### Supplied data
---------------

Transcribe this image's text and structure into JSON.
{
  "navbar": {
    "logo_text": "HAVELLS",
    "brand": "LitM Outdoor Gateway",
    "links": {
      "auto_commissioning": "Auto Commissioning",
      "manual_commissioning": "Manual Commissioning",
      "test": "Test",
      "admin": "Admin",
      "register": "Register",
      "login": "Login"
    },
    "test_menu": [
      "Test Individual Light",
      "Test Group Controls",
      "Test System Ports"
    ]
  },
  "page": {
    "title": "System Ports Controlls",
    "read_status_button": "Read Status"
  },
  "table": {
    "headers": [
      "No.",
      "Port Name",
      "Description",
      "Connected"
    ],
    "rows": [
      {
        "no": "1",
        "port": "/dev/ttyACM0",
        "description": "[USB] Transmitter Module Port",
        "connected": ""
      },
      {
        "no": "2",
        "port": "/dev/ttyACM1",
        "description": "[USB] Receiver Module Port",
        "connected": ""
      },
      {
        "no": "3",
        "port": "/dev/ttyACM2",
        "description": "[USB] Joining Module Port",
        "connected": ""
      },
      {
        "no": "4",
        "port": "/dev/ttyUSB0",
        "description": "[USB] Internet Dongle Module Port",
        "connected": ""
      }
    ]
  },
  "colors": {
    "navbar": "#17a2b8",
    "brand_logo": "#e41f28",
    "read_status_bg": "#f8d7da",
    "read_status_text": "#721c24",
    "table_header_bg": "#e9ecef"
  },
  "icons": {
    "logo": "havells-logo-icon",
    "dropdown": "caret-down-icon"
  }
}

---------------

### Aim
Which lines include the word "Module"? Copy every one of them.

### Response for this exercise
        "description": "[USB] Transmitter Module Port",
        "description": "[USB] Receiver Module Port",
        "description": "[USB] Joining Module Port",
        "description": "[USB] Internet Dongle Module Port",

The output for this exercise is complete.